» **Exercise details**
Output the data that follows exactly, line for line.

(Rows from a dataset)
'''

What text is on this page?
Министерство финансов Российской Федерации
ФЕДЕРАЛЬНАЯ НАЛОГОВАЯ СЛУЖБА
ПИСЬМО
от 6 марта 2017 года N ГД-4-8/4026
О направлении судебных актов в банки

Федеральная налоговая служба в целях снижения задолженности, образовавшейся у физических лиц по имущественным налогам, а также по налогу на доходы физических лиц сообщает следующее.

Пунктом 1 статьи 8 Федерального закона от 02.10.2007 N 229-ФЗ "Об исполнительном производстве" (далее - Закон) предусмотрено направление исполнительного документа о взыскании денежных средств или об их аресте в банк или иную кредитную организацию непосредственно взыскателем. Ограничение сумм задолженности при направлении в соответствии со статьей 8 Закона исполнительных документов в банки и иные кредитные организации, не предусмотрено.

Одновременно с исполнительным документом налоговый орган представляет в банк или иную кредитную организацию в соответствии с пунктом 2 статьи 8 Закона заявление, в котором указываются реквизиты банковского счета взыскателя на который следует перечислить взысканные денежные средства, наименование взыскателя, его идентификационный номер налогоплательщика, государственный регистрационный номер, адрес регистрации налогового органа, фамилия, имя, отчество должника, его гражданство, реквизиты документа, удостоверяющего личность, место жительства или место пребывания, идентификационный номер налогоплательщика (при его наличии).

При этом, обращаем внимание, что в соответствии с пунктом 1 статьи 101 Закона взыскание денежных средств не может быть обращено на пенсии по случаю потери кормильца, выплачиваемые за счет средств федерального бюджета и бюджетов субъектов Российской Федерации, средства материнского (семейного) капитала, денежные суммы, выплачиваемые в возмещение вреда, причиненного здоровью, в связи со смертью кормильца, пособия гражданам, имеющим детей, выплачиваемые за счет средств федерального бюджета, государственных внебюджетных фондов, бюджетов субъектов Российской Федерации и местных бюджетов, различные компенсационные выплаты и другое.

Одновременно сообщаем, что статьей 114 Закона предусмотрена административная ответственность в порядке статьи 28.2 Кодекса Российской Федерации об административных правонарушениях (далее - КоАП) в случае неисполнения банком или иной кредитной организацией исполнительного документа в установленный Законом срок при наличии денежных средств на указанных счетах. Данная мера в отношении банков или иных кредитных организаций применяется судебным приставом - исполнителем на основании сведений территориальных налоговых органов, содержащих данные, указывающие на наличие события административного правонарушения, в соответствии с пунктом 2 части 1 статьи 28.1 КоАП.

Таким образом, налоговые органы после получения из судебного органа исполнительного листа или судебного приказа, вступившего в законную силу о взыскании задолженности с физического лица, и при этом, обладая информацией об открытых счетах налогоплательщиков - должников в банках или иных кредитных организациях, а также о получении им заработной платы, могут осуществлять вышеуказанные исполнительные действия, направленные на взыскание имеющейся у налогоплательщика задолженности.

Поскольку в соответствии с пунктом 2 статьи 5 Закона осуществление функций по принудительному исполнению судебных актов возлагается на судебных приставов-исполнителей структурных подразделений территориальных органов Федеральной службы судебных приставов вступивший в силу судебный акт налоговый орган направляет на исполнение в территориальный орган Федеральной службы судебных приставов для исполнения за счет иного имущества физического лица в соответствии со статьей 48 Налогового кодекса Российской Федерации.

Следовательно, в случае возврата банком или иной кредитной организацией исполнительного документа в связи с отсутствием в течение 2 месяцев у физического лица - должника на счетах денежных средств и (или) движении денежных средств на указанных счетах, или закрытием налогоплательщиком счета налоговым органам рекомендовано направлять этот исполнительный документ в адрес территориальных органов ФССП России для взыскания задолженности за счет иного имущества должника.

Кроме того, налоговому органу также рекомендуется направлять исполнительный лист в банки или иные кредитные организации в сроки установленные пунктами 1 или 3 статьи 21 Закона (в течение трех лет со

'''

» **Solution to this problem**
What text is on this page?
Министерство финансов Российской Федерации
ФЕДЕРАЛЬНАЯ НАЛОГОВАЯ СЛУЖБА
ПИСЬМО
от 6 марта 2017 года N ГД-4-8/4026
О направлении судебных актов в банки

Федеральная налоговая служба в целях снижения задолженности, образовавшейся у физических лиц по имущественным налогам, а также по налогу на доходы физических лиц сообщает следующее.

Пунктом 1 статьи 8 Федерального закона от 02.10.2007 N 229-ФЗ "Об исполнительном производстве" (далее - Закон) предусмотрено направление исполнительного документа о взыскании денежных средств или об их аресте в банк или иную кредитную организацию непосредственно взыскателем. Ограничение сумм задолженности при направлении в соответствии со статьей 8 Закона исполнительных документов в банки и иные кредитные организации, не предусмотрено.

Одновременно с исполнительным документом налоговый орган представляет в банк или иную кредитную организацию в соответствии с пунктом 2 статьи 8 Закона заявление, в котором указываются реквизиты банковского счета взыскателя на который следует перечислить взысканные денежные средства, наименование взыскателя, его идентификационный номер налогоплательщика, государственный регистрационный номер, адрес регистрации налогового органа, фамилия, имя, отчество должника, его гражданство, реквизиты документа, удостоверяющего личность, место жительства или место пребывания, идентификационный номер налогоплательщика (при его наличии).

При этом, обращаем внимание, что в соответствии с пунктом 1 статьи 101 Закона взыскание денежных средств не может быть обращено на пенсии по случаю потери кормильца, выплачиваемые за счет средств федерального бюджета и бюджетов субъектов Российской Федерации, средства материнского (семейного) капитала, денежные суммы, выплачиваемые в возмещение вреда, причиненного здоровью, в связи со смертью кормильца, пособия гражданам, имеющим детей, выплачиваемые за счет средств федерального бюджета, государственных внебюджетных фондов, бюджетов субъектов Российской Федерации и местных бюджетов, различные компенсационные выплаты и другое.

Одновременно сообщаем, что статьей 114 Закона предусмотрена административная ответственность в порядке статьи 28.2 Кодекса Российской Федерации об административных правонарушениях (далее - КоАП) в случае неисполнения банком или иной кредитной организацией исполнительного документа в установленный Законом срок при наличии денежных средств на указанных счетах. Данная мера в отношении банков или иных кредитных организаций применяется судебным приставом - исполнителем на основании сведений территориальных налоговых органов, содержащих данные, указывающие на наличие события административного правонарушения, в соответствии с пунктом 2 части 1 статьи 28.1 КоАП.

Таким образом, налоговые органы после получения из судебного органа исполнительного листа или судебного приказа, вступившего в законную силу о взыскании задолженности с физического лица, и при этом, обладая информацией об открытых счетах налогоплательщиков - должников в банках или иных кредитных организациях, а также о получении им заработной платы, могут осуществлять вышеуказанные исполнительные действия, направленные на взыскание имеющейся у налогоплательщика задолженности.

Поскольку в соответствии с пунктом 2 статьи 5 Закона осуществление функций по принудительному исполнению судебных актов возлагается на судебных приставов-исполнителей структурных подразделений территориальных органов Федеральной службы судебных приставов вступивший в силу судебный акт налоговый орган направляет на исполнение в территориальный орган Федеральной службы судебных приставов для исполнения за счет иного имущества физического лица в соответствии со статьей 48 Налогового кодекса Российской Федерации.

Следовательно, в случае возврата банком или иной кредитной организацией исполнительного документа в связи с отсутствием в течение 2 месяцев у физического лица - должника на счетах денежных средств и (или) движении денежных средств на указанных счетах, или закрытием налогоплательщиком счета налоговым органам рекомендовано направлять этот исполнительный документ в адрес территориальных органов ФССП России для взыскания задолженности за счет иного имущества должника.

Кроме того, налоговому органу также рекомендуется направлять исполнительный лист в банки или иные кредитные организации в сроки установленные пунктами 1 или 3 статьи 21 Закона (в течение трех лет со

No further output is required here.